Work out the number of lines with the word "nước" in the material below, then reply with that number only.

Dataset items
.....
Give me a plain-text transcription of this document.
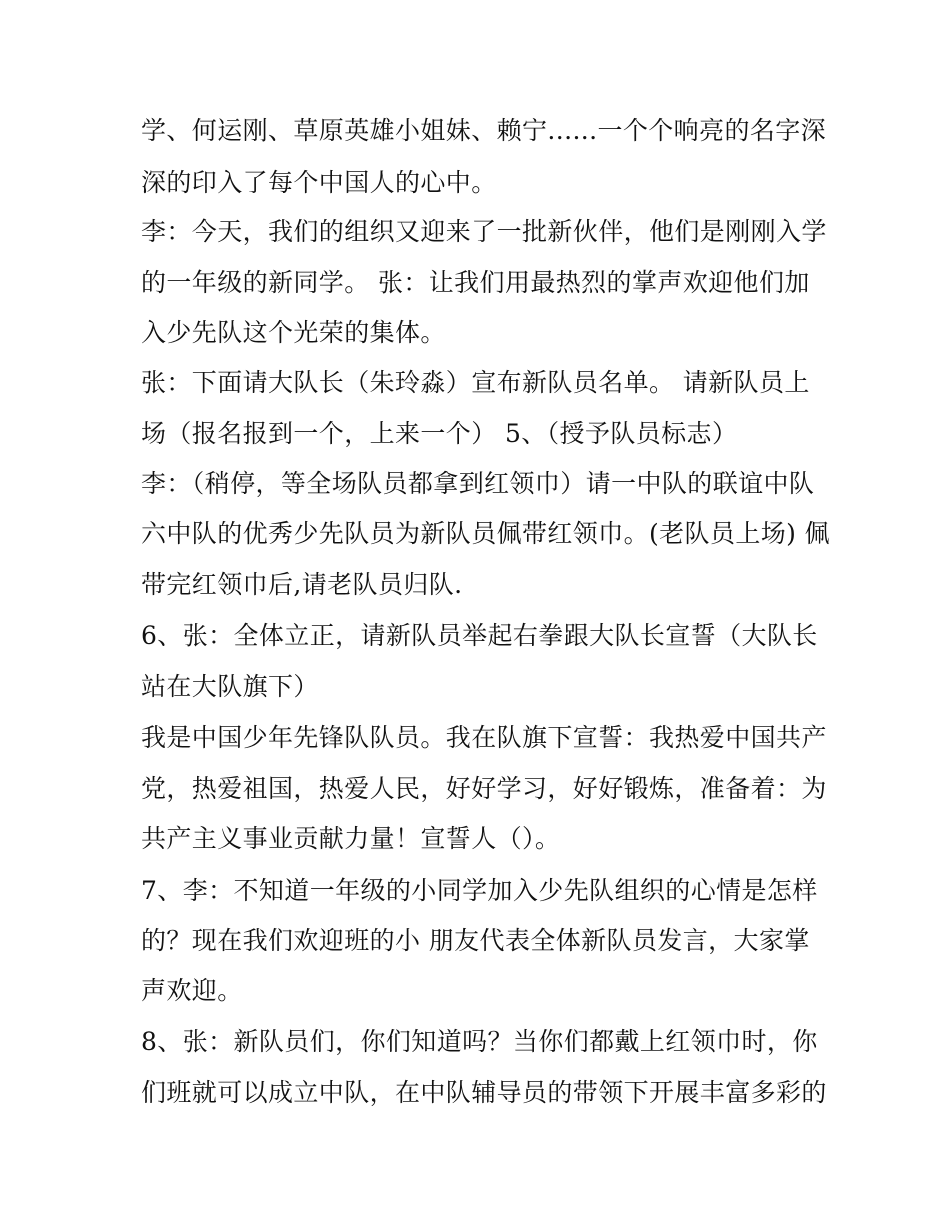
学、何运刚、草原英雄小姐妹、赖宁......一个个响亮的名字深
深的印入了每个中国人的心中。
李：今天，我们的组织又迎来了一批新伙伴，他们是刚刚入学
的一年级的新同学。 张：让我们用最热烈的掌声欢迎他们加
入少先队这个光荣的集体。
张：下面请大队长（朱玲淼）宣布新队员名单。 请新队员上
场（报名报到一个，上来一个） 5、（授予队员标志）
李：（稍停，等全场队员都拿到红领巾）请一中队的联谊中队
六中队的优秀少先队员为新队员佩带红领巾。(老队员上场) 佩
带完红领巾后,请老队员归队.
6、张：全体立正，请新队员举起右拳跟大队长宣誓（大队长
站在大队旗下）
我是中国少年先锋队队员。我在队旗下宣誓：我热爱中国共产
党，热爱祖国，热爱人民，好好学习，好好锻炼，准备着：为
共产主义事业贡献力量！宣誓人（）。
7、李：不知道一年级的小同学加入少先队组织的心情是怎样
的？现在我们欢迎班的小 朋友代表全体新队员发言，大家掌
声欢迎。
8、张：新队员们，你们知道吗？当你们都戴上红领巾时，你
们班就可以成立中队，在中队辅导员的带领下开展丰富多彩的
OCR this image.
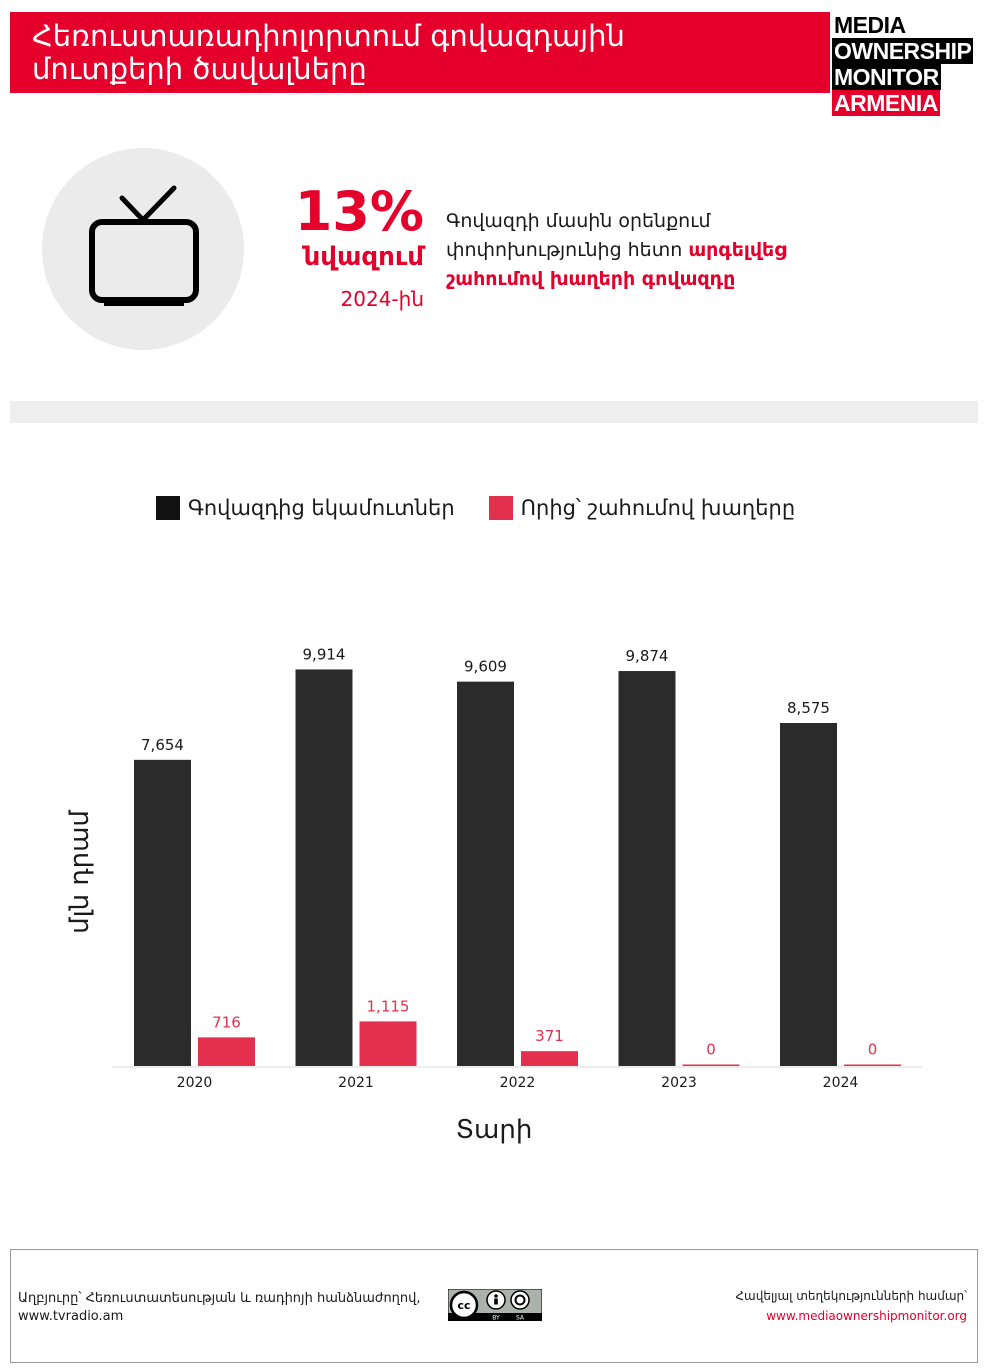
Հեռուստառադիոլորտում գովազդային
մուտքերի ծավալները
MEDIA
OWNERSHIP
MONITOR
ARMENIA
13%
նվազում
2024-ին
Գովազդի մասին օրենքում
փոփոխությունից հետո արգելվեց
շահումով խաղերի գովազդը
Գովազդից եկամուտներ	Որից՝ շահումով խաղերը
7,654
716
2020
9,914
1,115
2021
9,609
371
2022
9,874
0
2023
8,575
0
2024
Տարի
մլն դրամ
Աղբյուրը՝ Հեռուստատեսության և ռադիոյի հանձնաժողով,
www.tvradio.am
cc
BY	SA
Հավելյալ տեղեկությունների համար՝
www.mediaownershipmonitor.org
.....
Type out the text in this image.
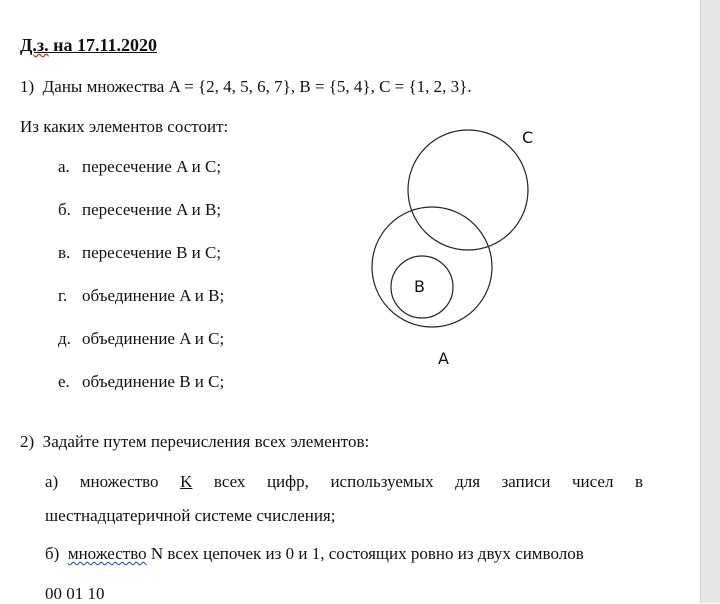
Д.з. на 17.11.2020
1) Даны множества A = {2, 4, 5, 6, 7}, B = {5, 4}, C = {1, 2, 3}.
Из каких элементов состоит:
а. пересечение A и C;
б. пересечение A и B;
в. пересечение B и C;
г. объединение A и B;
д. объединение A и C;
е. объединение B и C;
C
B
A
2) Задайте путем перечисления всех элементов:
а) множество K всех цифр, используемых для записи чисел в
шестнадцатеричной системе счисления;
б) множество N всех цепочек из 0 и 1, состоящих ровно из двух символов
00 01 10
.....
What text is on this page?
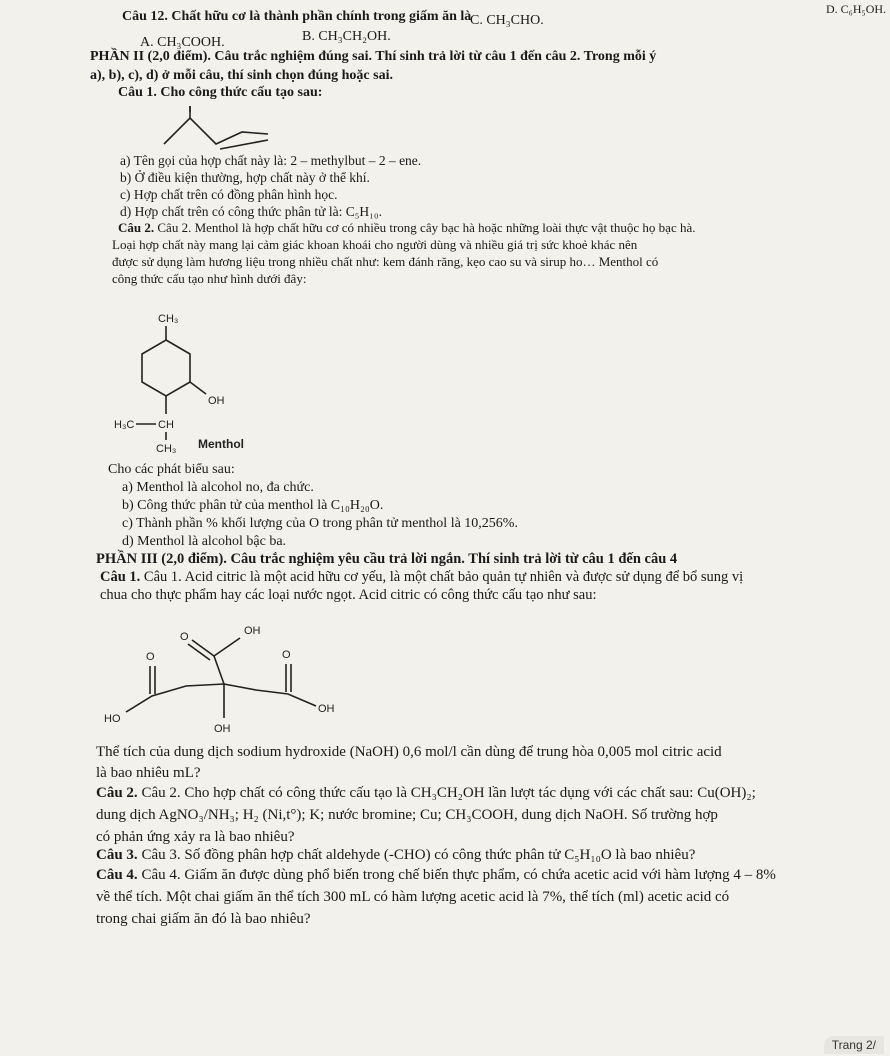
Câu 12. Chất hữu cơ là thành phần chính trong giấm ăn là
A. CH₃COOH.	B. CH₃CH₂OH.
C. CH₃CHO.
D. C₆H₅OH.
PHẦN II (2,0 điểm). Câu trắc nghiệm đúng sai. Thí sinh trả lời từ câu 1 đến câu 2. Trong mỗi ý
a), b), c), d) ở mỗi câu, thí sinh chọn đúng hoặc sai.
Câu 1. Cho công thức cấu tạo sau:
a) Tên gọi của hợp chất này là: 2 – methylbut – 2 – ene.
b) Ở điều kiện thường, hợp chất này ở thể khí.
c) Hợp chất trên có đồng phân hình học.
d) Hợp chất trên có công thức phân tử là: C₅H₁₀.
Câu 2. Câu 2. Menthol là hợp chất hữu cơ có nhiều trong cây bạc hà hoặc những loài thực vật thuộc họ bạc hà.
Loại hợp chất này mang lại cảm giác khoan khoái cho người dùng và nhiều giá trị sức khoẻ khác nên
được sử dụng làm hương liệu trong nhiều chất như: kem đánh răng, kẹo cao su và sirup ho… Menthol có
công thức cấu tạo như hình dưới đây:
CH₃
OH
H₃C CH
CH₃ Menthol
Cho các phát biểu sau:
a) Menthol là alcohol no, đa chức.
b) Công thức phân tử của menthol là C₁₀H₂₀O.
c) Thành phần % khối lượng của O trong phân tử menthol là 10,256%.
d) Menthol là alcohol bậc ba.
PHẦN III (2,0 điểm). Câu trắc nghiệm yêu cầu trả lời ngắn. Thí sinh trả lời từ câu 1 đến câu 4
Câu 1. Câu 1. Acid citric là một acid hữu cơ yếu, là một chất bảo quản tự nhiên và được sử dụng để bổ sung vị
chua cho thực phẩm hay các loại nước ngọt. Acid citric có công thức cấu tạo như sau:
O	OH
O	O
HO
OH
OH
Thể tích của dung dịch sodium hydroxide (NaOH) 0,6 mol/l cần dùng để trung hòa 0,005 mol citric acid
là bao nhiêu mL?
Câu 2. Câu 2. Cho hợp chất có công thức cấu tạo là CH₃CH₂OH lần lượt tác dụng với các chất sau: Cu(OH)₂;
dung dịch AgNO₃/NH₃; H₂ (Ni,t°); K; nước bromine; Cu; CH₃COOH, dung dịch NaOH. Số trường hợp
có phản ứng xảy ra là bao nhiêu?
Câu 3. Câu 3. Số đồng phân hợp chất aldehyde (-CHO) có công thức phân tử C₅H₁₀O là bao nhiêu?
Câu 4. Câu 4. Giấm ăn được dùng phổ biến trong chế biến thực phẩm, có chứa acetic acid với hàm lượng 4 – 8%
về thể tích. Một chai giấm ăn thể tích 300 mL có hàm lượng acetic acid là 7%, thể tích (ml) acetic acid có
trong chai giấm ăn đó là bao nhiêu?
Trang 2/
.....
FINAL ANSWER: 2